- STATED TASK:
Each record must be retyped in full. No character may differ.

________________

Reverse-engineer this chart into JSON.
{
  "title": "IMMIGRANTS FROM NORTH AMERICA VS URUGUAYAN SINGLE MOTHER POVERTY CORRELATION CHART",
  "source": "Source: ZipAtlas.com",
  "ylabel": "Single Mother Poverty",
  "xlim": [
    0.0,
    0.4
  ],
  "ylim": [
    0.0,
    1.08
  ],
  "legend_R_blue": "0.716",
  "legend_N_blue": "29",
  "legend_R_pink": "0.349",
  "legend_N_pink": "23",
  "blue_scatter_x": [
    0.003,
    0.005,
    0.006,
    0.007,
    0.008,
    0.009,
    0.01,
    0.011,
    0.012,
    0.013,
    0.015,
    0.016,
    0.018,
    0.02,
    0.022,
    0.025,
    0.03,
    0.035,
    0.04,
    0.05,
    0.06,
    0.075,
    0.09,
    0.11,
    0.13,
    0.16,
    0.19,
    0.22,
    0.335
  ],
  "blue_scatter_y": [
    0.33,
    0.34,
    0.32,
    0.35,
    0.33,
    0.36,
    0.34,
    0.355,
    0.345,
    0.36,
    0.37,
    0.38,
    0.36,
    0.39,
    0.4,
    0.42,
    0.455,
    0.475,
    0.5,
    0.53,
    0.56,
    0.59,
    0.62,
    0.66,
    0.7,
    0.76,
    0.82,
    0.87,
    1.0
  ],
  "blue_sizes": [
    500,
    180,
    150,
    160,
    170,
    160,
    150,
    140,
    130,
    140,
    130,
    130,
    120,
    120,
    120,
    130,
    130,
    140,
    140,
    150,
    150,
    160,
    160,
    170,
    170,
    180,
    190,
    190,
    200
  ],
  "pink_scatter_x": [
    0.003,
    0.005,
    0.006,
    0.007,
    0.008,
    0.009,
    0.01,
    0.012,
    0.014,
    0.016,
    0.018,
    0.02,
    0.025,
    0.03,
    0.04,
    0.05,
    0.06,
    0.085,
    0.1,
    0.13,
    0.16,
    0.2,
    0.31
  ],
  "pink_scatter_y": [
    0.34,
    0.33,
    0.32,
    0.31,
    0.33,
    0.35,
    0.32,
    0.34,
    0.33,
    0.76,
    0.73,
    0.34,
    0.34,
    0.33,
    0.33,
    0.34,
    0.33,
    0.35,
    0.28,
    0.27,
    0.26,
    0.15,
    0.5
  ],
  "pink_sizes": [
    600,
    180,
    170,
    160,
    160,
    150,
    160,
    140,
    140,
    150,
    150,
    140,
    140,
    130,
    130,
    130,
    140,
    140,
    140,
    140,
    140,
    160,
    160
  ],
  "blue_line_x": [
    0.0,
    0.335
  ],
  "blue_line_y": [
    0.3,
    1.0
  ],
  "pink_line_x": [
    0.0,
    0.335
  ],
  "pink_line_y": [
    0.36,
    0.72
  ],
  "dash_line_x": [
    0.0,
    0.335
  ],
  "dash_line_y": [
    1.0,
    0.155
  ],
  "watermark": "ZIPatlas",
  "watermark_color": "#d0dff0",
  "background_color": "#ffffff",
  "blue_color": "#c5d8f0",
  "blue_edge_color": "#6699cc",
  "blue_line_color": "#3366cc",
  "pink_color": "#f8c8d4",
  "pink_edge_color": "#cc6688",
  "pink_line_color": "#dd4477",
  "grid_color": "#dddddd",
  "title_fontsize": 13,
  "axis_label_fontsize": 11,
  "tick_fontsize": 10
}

________________

- PROBLEM SOLUTION:
Reverse-engineer this chart into JSON.
{
  "title": "IMMIGRANTS FROM NORTH AMERICA VS URUGUAYAN SINGLE MOTHER POVERTY CORRELATION CHART",
  "source": "Source: ZipAtlas.com",
  "ylabel": "Single Mother Poverty",
  "xlim": [
    0.0,
    0.4
  ],
  "ylim": [
    0.0,
    1.08
  ],
  "legend_R_blue": "0.716",
  "legend_N_blue": "29",
  "legend_R_pink": "0.349",
  "legend_N_pink": "23",
  "blue_scatter_x": [
    0.003,
    0.005,
    0.006,
    0.007,
    0.008,
    0.009,
    0.01,
    0.011,
    0.012,
    0.013,
    0.015,
    0.016,
    0.018,
    0.02,
    0.022,
    0.025,
    0.03,
    0.035,
    0.04,
    0.05,
    0.06,
    0.075,
    0.09,
    0.11,
    0.13,
    0.16,
    0.19,
    0.22,
    0.335
  ],
  "blue_scatter_y": [
    0.33,
    0.34,
    0.32,
    0.35,
    0.33,
    0.36,
    0.34,
    0.355,
    0.345,
    0.36,
    0.37,
    0.38,
    0.36,
    0.39,
    0.4,
    0.42,
    0.455,
    0.475,
    0.5,
    0.53,
    0.56,
    0.59,
    0.62,
    0.66,
    0.7,
    0.76,
    0.82,
    0.87,
    1.0
  ],
  "blue_sizes": [
    500,
    180,
    150,
    160,
    170,
    160,
    150,
    140,
    130,
    140,
    130,
    130,
    120,
    120,
    120,
    130,
    130,
    140,
    140,
    150,
    150,
    160,
    160,
    170,
    170,
    180,
    190,
    190,
    200
  ],
  "pink_scatter_x": [
    0.003,
    0.005,
    0.006,
    0.007,
    0.008,
    0.009,
    0.01,
    0.012,
    0.014,
    0.016,
    0.018,
    0.02,
    0.025,
    0.03,
    0.04,
    0.05,
    0.06,
    0.085,
    0.1,
    0.13,
    0.16,
    0.2,
    0.31
  ],
  "pink_scatter_y": [
    0.34,
    0.33,
    0.32,
    0.31,
    0.33,
    0.35,
    0.32,
    0.34,
    0.33,
    0.76,
    0.73,
    0.34,
    0.34,
    0.33,
    0.33,
    0.34,
    0.33,
    0.35,
    0.28,
    0.27,
    0.26,
    0.15,
    0.5
  ],
  "pink_sizes": [
    600,
    180,
    170,
    160,
    160,
    150,
    160,
    140,
    140,
    150,
    150,
    140,
    140,
    130,
    130,
    130,
    140,
    140,
    140,
    140,
    140,
    160,
    160
  ],
  "blue_line_x": [
    0.0,
    0.335
  ],
  "blue_line_y": [
    0.3,
    1.0
  ],
  "pink_line_x": [
    0.0,
    0.335
  ],
  "pink_line_y": [
    0.36,
    0.72
  ],
  "dash_line_x": [
    0.0,
    0.335
  ],
  "dash_line_y": [
    1.0,
    0.155
  ],
  "watermark": "ZIPatlas",
  "watermark_color": "#d0dff0",
  "background_color": "#ffffff",
  "blue_color": "#c5d8f0",
  "blue_edge_color": "#6699cc",
  "blue_line_color": "#3366cc",
  "pink_color": "#f8c8d4",
  "pink_edge_color": "#cc6688",
  "pink_line_color": "#dd4477",
  "grid_color": "#dddddd",
  "title_fontsize": 13,
  "axis_label_fontsize": 11,
  "tick_fontsize": 10
}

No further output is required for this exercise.